Gösterilen metin >>
Haçiko her akşam ”sahibim metrodan gelecek” diye inatla bekledi. Haftalar, aylar boyunca her akşam Tokyo metrosunun Shibuya İstasyonu’nun kapısına gitti. Haçiko tam 9 yıl boyunca sahibinin gelmesini bekledi. 1935’te, 11 yaşındayken metronun kapısında öldü.
Bugün Tokyo’ya gidenlerin Shibuya istasyonunun kapısında karşılaştığı köpek heykeli Haçiko’dur. Japonlar, sadakat ve insan-hayvan ilişkisinin sembolü olarak ölümünden hemen sonra 9 yıl boyunca sahibini beklediği yere Haçiko’nun heykelini diktiler.”

Verilen kayıtlar >>

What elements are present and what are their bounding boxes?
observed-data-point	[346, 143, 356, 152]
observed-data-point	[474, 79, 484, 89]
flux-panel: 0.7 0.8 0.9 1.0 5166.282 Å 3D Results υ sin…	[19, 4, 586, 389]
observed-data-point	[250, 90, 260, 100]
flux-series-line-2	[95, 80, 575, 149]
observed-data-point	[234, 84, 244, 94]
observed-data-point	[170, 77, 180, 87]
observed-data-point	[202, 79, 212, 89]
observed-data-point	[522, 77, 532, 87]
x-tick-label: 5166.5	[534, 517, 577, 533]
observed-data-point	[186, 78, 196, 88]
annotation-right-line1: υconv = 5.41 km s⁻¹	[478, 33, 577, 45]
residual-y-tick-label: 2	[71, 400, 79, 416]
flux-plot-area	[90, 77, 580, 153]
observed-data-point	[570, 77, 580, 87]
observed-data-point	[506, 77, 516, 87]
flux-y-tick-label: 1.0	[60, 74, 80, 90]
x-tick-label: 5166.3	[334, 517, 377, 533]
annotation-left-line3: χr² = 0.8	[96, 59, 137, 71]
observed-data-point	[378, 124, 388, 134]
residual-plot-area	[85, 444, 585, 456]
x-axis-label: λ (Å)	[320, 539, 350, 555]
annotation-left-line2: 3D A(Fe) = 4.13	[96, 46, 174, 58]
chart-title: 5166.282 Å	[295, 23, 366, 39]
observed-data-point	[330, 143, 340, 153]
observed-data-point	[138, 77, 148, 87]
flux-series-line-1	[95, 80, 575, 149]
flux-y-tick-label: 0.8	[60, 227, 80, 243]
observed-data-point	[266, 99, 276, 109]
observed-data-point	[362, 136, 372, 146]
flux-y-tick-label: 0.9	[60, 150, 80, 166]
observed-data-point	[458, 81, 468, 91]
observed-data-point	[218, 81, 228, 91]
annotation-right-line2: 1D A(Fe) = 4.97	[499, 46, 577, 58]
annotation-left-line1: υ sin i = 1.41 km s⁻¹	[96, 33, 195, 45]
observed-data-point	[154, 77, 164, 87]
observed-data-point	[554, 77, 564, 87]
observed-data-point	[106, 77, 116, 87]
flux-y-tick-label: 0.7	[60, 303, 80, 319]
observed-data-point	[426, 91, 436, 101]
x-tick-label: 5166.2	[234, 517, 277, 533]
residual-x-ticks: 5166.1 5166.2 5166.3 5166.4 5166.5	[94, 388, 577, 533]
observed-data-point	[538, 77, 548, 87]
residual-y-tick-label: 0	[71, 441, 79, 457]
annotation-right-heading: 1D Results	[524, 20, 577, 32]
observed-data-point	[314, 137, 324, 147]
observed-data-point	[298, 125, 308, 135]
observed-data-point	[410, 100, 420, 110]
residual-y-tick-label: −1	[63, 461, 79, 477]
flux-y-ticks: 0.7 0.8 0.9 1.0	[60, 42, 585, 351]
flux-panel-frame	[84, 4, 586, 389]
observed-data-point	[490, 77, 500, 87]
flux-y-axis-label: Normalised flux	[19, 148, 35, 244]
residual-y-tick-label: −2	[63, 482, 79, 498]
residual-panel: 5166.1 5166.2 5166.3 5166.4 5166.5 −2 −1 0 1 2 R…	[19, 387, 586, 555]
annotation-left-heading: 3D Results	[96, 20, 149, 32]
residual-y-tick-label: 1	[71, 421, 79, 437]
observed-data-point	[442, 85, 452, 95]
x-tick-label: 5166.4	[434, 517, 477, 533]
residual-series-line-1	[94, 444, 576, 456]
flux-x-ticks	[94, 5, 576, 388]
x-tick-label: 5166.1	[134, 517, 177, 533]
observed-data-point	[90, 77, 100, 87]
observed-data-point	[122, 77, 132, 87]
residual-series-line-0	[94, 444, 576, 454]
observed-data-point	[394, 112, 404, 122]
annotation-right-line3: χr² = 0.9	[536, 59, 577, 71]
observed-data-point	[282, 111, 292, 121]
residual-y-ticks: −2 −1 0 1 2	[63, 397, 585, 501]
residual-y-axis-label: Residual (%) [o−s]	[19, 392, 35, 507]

Yapılacaklar >>
a) Kayıtlarda "series" dizgesini içeren bütün satırları sıralayın.
b) Haçiko'yu anlatan metni son cümlesinden sonra kaldığı yerden sürdürün.
Metin ile kayıtlar arasında herhangi bir bağ yoktur.

Yanıtlar >>
a)
flux-series-line-2	[95, 80, 575, 149]
flux-series-line-1	[95, 80, 575, 149]
residual-series-line-1	[94, 444, 576, 456]
residual-series-line-0	[94, 444, 576, 454]

b)
Bu yaşanan olayın çok benzerlerini biraz dikkatle bakarsanız her yerde görebilirsiniz. Lakin bu sadakate ve vefaya insanın karşılığı çoğu zaman vefasızlık ve nankörlükle olmuştur. Bırakın barınakları ki barınakların hali öyle içler acısıdır ki onunla ilgili ayrı bir yazı yazmak gerekir, sokaklarda bile terk edilmiş nice istenmeyen canlar görürsünüz. Her gün gerek besleme noktalarımda; gerek evimin, iş yerimin etrafında, gerekse bana sosyal medya üzerinden ulaşan insanlar aracılığıyla onlarca can görüyor duyuyorum. Boynunda kalın tasma izleriyle Alman kurtları, kim bilir kaç kere yavru alınmış, memeleri yavru emzirmekten bitap düşmüş Golden’lar, tek gözü kör olmuş, yaşlanmış av köpekleri ve daha niceleri… Sadece köpekler değil elbet, daha birkaç gün önce, o çok para verilerek satın alınan (bir canlıya para ödeyerek sahip olma kavramını asla anlayamıyorum, bana sadece köleliği çağrıştırıyor) “kırık kulaklı” denilen Scottish fold cinsi bir kediyi çöp kenarında buldum. Yaşı büyük, kilolu ve tertemizdi. Etrafta çok köpek olan bir alan olduğu için orada bırakamazdım; çünkü evde büyüyen bir kedi, içgüdülerini hayatı boyunca kullanmadığından köpeklerden nasıl kaçacağını, nasıl yemek bulacağını, tehlikeleri ayırt etmeyi sokakta büyüyen bir kedi kadar bilemez ki günümüz şartlarında onların da içgüdülerinin sokak yaşamına uygunluğu tartışılır.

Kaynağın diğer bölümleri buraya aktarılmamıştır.